Requirements
Locate the string "coming" throughout the material and copy every line in which it occurs.

Record extracts
- - -

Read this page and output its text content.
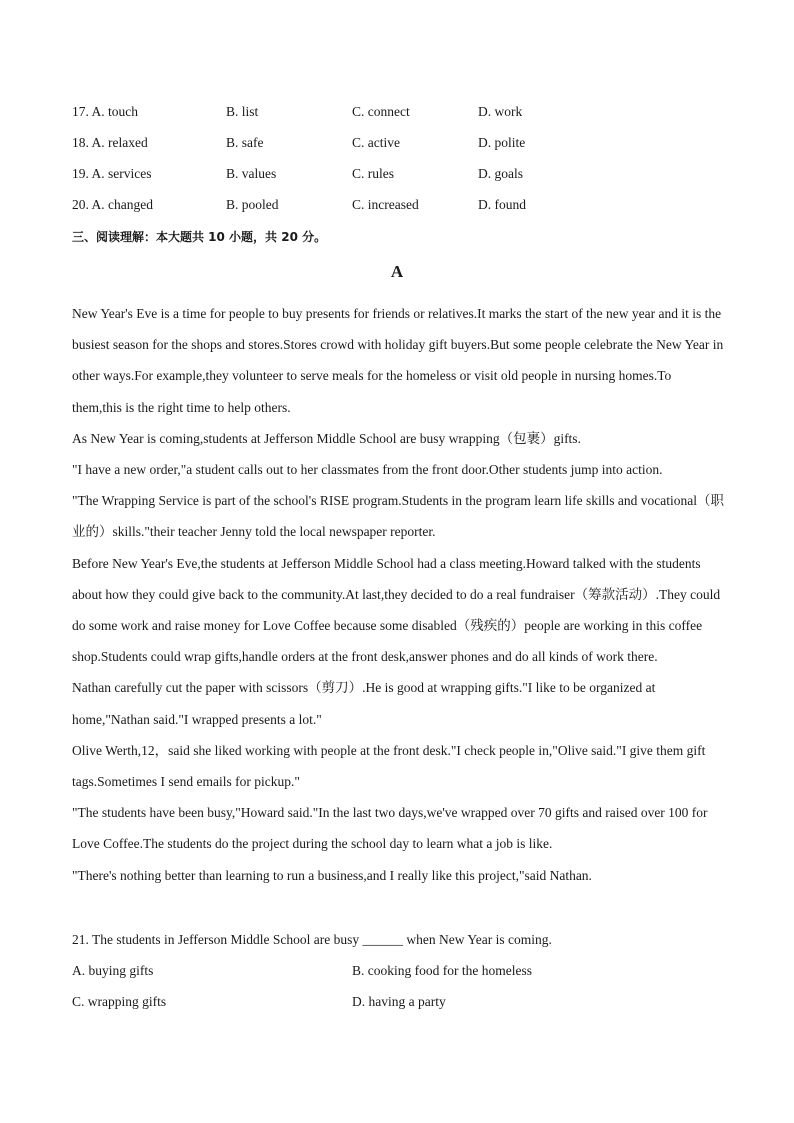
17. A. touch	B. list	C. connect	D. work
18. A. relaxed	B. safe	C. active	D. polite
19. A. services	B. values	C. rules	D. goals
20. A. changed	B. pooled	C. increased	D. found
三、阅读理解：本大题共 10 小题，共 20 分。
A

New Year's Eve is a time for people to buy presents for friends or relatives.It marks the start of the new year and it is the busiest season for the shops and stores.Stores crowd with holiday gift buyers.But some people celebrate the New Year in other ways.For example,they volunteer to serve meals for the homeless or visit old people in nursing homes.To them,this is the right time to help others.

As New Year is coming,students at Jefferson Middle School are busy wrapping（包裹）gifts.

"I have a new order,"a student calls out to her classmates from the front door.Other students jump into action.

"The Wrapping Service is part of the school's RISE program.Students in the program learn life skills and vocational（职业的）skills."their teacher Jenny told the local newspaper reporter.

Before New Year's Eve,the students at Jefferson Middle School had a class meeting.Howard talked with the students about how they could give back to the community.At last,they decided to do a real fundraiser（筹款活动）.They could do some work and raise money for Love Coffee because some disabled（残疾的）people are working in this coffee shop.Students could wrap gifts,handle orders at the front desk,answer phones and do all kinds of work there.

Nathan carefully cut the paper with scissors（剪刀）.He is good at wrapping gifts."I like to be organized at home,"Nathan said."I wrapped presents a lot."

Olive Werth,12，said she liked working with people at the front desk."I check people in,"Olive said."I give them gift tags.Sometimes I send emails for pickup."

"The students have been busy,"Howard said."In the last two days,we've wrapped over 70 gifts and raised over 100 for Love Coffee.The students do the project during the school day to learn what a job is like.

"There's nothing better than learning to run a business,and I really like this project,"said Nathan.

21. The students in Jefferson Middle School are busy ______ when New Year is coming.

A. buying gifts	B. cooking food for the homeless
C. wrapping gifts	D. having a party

- - -

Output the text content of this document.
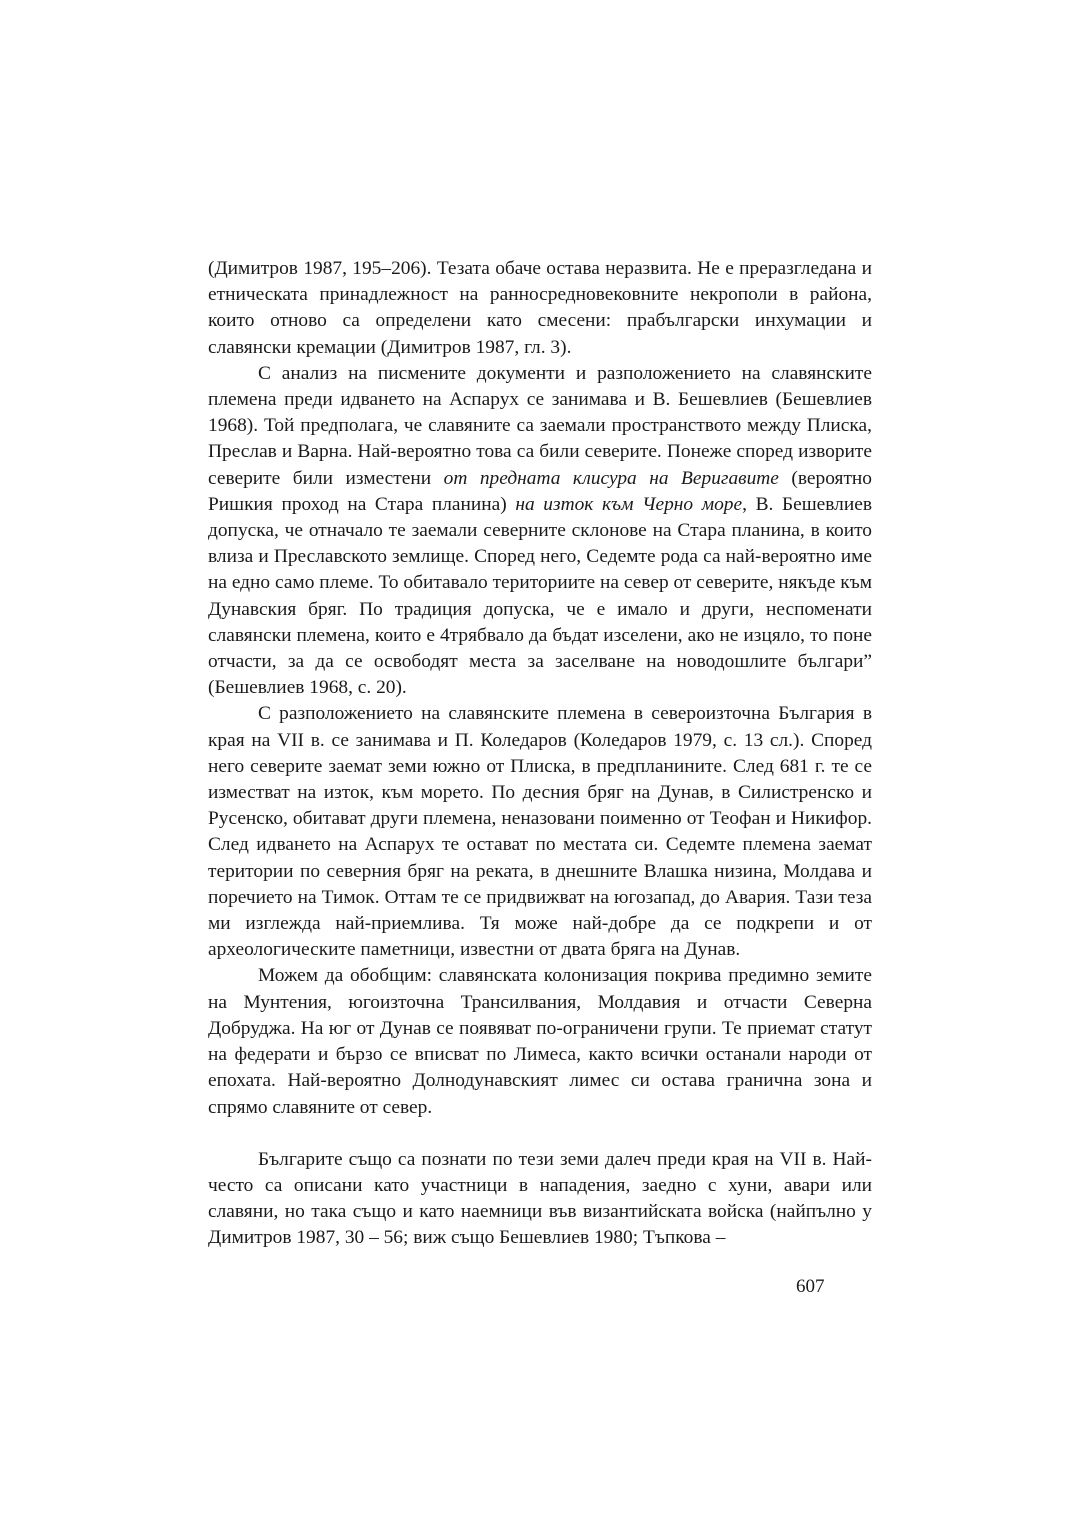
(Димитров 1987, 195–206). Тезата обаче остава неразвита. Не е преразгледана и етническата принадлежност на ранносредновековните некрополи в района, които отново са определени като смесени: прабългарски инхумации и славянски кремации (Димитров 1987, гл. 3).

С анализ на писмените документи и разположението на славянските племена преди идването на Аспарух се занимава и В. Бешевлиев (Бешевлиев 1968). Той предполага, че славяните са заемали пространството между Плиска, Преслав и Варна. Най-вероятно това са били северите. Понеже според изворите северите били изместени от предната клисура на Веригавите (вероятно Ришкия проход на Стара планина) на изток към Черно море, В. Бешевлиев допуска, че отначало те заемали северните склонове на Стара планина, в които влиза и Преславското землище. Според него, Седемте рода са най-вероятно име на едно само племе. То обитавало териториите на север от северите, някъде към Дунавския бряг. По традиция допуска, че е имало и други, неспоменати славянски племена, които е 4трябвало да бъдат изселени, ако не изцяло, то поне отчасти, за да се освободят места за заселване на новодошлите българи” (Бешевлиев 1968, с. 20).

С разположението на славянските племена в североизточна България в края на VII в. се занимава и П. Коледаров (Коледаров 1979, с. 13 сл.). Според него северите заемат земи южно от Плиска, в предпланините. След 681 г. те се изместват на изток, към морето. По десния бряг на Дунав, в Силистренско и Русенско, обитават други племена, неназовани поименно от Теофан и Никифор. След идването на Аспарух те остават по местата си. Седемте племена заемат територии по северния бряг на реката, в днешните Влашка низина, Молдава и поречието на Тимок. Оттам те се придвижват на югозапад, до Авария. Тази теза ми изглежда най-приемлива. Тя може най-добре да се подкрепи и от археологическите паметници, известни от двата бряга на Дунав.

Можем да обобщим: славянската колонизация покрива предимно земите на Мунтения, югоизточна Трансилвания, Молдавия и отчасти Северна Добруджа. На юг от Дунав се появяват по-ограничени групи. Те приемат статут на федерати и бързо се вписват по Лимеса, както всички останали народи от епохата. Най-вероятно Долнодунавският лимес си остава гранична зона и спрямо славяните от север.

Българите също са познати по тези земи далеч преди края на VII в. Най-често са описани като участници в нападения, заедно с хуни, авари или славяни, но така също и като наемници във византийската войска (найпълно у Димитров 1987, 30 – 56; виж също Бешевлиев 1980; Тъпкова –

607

- - -

Expected answer
As New Year is coming,students at Jefferson Middle School are busy wrapping（包裹）gifts.
21. The students in Jefferson Middle School are busy ______ when New Year is coming.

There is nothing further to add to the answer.